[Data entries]
┌──
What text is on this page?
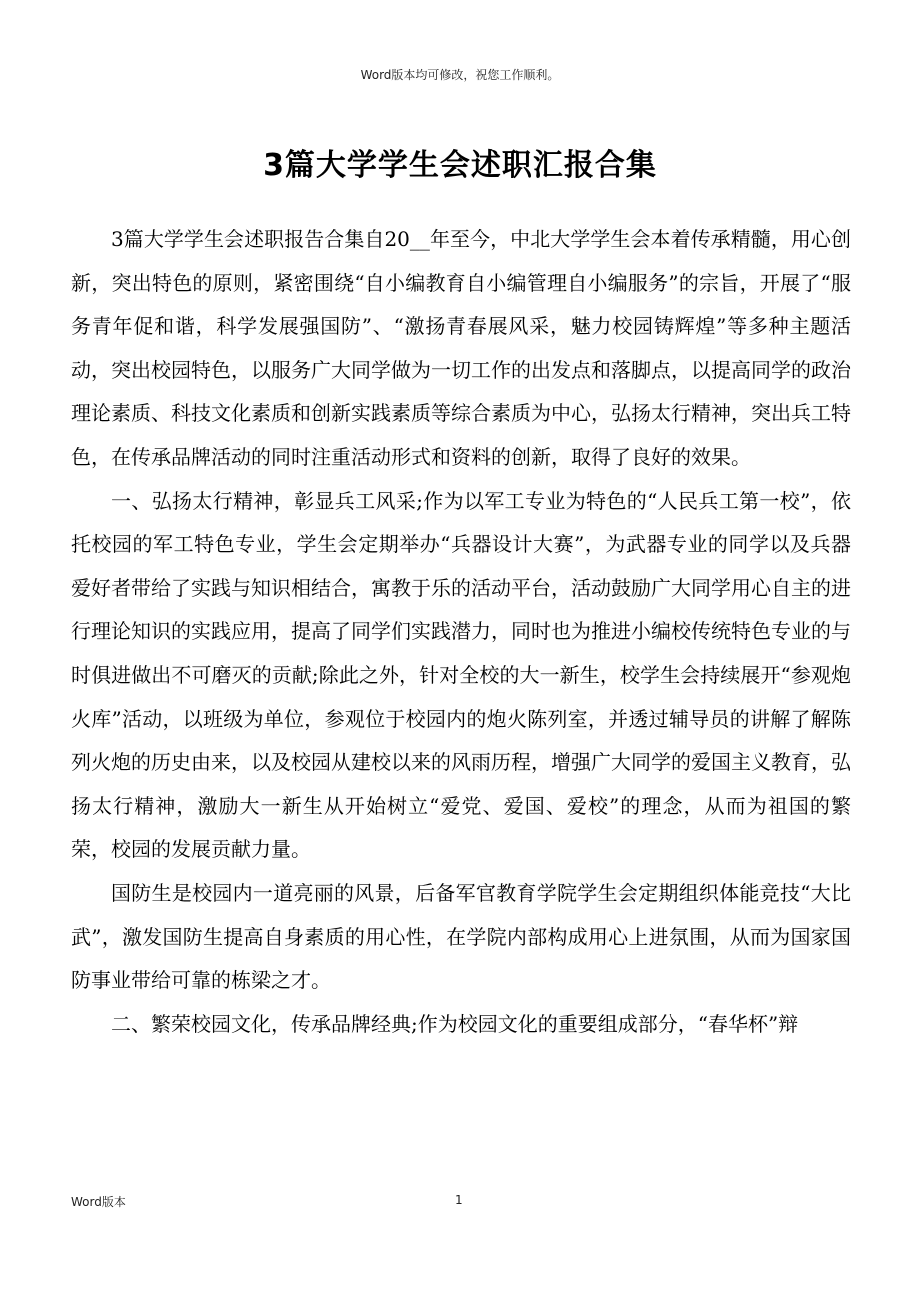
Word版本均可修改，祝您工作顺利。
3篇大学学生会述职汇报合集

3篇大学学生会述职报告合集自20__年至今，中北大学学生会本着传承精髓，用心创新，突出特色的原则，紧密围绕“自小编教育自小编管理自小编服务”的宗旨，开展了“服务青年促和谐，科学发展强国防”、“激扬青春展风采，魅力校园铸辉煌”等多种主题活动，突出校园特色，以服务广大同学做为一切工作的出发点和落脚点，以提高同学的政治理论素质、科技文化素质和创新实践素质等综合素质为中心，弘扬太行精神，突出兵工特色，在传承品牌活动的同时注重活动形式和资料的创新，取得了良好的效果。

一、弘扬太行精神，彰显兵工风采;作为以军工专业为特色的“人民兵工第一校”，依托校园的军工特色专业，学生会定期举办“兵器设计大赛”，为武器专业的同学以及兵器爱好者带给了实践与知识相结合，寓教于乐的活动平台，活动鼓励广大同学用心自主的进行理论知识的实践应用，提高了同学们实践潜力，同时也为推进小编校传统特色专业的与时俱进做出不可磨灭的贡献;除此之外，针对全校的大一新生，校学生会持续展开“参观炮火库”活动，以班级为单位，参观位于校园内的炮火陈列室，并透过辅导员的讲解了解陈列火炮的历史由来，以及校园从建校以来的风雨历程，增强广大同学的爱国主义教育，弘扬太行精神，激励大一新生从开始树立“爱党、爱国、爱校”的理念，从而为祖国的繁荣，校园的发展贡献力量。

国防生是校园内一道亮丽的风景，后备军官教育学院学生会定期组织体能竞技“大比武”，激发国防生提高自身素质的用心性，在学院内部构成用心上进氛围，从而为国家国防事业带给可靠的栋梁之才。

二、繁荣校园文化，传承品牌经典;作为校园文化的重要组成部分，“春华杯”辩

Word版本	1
└──
Work instructions: Print out every entry above without changing a word, and leave out the pictures.

Finished task:
What text is on this page?
Word版本均可修改，祝您工作顺利。
3篇大学学生会述职汇报合集

3篇大学学生会述职报告合集自20__年至今，中北大学学生会本着传承精髓，用心创新，突出特色的原则，紧密围绕“自小编教育自小编管理自小编服务”的宗旨，开展了“服务青年促和谐，科学发展强国防”、“激扬青春展风采，魅力校园铸辉煌”等多种主题活动，突出校园特色，以服务广大同学做为一切工作的出发点和落脚点，以提高同学的政治理论素质、科技文化素质和创新实践素质等综合素质为中心，弘扬太行精神，突出兵工特色，在传承品牌活动的同时注重活动形式和资料的创新，取得了良好的效果。

一、弘扬太行精神，彰显兵工风采;作为以军工专业为特色的“人民兵工第一校”，依托校园的军工特色专业，学生会定期举办“兵器设计大赛”，为武器专业的同学以及兵器爱好者带给了实践与知识相结合，寓教于乐的活动平台，活动鼓励广大同学用心自主的进行理论知识的实践应用，提高了同学们实践潜力，同时也为推进小编校传统特色专业的与时俱进做出不可磨灭的贡献;除此之外，针对全校的大一新生，校学生会持续展开“参观炮火库”活动，以班级为单位，参观位于校园内的炮火陈列室，并透过辅导员的讲解了解陈列火炮的历史由来，以及校园从建校以来的风雨历程，增强广大同学的爱国主义教育，弘扬太行精神，激励大一新生从开始树立“爱党、爱国、爱校”的理念，从而为祖国的繁荣，校园的发展贡献力量。

国防生是校园内一道亮丽的风景，后备军官教育学院学生会定期组织体能竞技“大比武”，激发国防生提高自身素质的用心性，在学院内部构成用心上进氛围，从而为国家国防事业带给可靠的栋梁之才。

二、繁荣校园文化，传承品牌经典;作为校园文化的重要组成部分，“春华杯”辩

Word版本	1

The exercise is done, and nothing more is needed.